_WORK INSTRUCTIONS_
Return every line below in which "معالجة" appears.

[Saved entries]
******
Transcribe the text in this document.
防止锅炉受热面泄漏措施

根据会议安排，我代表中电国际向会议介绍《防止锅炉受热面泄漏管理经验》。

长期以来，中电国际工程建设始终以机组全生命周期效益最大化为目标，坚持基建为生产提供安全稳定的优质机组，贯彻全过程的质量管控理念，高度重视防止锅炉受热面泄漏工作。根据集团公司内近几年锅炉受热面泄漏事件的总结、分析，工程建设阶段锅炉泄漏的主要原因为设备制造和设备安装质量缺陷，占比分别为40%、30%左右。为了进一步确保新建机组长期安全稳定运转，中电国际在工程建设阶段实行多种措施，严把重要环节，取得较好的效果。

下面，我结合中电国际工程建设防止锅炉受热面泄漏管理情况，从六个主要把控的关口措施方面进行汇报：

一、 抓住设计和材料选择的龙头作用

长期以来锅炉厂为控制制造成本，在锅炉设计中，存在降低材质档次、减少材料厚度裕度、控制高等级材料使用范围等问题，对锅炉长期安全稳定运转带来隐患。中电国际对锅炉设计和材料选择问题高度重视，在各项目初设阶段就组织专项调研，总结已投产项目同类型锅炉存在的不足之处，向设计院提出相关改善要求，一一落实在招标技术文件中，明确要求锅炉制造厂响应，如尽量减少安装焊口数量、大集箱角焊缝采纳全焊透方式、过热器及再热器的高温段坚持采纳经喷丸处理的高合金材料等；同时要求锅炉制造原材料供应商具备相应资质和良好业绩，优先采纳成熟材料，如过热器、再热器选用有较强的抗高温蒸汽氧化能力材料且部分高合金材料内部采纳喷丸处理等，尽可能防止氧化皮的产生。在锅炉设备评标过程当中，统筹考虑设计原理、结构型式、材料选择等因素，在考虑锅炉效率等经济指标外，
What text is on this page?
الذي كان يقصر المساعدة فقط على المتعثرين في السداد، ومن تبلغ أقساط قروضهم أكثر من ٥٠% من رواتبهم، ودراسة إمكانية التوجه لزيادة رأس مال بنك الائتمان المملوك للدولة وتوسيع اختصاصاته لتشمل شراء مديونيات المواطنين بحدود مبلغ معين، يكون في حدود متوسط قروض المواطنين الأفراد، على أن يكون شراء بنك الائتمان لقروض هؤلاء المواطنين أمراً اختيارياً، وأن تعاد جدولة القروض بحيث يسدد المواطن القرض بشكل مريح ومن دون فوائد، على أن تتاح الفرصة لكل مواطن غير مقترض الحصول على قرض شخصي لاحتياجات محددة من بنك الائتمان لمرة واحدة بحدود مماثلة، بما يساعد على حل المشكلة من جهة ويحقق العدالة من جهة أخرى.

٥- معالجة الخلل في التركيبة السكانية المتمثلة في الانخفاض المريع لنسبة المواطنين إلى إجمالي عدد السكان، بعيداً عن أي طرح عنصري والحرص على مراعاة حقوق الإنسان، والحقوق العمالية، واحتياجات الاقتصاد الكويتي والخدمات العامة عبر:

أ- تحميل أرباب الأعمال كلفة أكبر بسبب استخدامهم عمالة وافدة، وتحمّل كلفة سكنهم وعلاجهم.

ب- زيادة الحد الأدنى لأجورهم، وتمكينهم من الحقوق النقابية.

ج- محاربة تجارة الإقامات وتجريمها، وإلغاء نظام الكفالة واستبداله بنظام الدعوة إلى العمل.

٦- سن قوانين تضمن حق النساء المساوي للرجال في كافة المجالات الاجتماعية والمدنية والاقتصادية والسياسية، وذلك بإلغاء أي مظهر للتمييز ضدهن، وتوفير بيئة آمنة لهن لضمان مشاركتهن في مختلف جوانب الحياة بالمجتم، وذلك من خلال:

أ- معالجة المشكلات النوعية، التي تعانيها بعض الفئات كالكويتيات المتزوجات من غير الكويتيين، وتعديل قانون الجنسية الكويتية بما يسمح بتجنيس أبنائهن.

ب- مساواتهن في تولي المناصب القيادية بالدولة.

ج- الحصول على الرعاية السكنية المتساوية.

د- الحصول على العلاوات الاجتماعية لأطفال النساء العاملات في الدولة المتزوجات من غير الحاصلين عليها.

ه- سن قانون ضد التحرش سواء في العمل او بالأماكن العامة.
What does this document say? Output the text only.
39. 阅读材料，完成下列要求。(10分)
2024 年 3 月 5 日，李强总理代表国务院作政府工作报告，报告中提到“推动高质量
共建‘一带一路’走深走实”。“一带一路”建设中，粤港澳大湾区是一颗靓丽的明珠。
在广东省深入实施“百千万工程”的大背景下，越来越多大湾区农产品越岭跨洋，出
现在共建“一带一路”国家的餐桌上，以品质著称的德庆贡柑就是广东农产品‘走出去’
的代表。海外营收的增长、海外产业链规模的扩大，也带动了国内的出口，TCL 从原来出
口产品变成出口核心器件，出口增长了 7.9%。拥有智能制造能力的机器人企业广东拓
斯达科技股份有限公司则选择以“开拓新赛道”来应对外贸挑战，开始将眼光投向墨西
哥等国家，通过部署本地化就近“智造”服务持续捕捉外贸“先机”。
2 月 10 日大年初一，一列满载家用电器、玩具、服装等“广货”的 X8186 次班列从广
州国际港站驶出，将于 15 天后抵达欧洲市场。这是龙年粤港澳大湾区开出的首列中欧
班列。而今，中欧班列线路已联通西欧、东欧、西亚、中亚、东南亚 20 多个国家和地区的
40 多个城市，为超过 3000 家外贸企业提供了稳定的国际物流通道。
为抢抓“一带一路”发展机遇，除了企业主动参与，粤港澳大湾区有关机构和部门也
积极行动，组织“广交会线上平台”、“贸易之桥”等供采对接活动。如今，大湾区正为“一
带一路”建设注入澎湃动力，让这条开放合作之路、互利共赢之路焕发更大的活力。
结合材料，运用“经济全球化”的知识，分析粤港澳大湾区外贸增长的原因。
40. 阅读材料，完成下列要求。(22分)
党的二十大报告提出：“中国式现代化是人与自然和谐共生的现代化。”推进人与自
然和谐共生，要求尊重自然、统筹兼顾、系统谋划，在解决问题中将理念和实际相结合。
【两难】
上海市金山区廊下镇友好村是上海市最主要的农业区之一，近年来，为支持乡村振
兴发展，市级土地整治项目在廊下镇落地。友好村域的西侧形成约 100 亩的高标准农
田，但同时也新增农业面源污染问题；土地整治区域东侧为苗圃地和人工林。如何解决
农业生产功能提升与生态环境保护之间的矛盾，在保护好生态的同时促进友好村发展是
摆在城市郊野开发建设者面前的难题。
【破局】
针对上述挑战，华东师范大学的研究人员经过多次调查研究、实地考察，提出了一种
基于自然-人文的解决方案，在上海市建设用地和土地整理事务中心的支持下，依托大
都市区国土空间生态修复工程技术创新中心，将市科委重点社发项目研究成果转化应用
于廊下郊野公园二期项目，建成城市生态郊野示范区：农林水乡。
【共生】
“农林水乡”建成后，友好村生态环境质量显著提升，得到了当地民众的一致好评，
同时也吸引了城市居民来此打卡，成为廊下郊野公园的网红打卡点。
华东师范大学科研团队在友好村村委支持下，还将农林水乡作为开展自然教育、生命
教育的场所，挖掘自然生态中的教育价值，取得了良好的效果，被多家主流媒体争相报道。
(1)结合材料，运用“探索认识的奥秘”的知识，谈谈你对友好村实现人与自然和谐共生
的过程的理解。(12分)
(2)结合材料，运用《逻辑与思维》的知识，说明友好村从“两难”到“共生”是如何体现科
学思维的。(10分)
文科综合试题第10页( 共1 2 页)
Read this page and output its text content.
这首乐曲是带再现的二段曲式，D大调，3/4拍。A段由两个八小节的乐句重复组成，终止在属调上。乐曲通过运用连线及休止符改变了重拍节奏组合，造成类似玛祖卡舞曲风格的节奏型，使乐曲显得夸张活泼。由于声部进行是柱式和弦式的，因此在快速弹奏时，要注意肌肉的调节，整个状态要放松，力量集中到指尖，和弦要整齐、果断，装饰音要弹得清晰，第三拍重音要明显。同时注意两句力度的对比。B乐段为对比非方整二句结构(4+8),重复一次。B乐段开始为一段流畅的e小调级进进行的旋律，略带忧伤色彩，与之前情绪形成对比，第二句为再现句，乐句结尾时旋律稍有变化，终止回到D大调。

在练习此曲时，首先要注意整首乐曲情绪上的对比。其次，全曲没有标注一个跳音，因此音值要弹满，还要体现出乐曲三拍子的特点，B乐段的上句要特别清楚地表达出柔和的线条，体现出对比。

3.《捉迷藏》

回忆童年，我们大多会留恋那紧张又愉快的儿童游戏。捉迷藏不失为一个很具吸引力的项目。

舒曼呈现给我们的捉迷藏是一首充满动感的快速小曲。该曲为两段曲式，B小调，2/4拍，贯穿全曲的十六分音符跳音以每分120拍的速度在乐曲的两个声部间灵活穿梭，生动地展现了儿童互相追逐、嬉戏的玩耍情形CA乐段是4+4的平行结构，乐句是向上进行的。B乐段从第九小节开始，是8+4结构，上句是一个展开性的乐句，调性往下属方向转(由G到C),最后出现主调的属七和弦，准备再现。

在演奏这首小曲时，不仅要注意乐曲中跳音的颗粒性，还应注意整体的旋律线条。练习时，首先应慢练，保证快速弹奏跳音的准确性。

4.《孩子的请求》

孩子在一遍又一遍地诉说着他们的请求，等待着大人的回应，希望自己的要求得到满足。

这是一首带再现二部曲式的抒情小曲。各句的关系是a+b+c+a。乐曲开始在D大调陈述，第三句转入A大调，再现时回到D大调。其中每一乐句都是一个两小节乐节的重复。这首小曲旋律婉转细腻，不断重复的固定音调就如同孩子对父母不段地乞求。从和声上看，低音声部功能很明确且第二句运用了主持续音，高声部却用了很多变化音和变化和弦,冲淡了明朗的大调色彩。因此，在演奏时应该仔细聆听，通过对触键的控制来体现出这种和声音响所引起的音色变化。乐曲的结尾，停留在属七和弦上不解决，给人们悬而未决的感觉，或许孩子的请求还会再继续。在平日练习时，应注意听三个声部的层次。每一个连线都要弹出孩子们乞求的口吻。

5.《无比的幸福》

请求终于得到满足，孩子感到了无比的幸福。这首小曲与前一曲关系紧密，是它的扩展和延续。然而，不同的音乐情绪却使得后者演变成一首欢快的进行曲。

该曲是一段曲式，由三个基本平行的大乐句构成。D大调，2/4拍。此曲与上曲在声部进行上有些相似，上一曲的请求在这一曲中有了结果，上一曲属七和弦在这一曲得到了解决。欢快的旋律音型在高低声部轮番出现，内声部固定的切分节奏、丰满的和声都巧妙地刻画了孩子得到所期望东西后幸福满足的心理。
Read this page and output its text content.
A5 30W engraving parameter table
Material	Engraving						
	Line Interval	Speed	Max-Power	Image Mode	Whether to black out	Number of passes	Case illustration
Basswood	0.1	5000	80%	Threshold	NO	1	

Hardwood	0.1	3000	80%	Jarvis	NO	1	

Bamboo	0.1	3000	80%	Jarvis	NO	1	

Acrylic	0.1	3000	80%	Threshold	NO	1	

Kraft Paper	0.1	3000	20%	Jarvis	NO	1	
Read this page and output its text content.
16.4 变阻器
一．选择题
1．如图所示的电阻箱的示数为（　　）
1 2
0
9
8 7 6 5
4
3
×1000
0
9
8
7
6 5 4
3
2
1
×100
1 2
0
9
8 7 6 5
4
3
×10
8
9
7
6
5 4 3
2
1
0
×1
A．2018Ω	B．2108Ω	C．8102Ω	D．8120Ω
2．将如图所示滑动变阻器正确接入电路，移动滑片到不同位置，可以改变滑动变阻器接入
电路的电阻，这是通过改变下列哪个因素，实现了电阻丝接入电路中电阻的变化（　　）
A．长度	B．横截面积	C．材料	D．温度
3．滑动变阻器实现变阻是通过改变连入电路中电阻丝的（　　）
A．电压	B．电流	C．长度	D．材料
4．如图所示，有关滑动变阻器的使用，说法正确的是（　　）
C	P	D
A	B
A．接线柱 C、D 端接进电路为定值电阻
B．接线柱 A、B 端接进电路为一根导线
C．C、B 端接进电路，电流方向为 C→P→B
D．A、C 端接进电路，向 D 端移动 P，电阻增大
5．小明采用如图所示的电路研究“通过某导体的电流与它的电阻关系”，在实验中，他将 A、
******
_ANSWER TO THE PROBLEM_
٥- معالجة الخلل في التركيبة السكانية المتمثلة في الانخفاض المريع لنسبة المواطنين إلى إجمالي عدد السكان، بعيداً عن أي طرح عنصري والحرص على مراعاة حقوق الإنسان، والحقوق العمالية، واحتياجات الاقتصاد الكويتي والخدمات العامة عبر:
أ- معالجة المشكلات النوعية، التي تعانيها بعض الفئات كالكويتيات المتزوجات من غير الكويتيين، وتعديل قانون الجنسية الكويتية بما يسمح بتجنيس أبنائهن.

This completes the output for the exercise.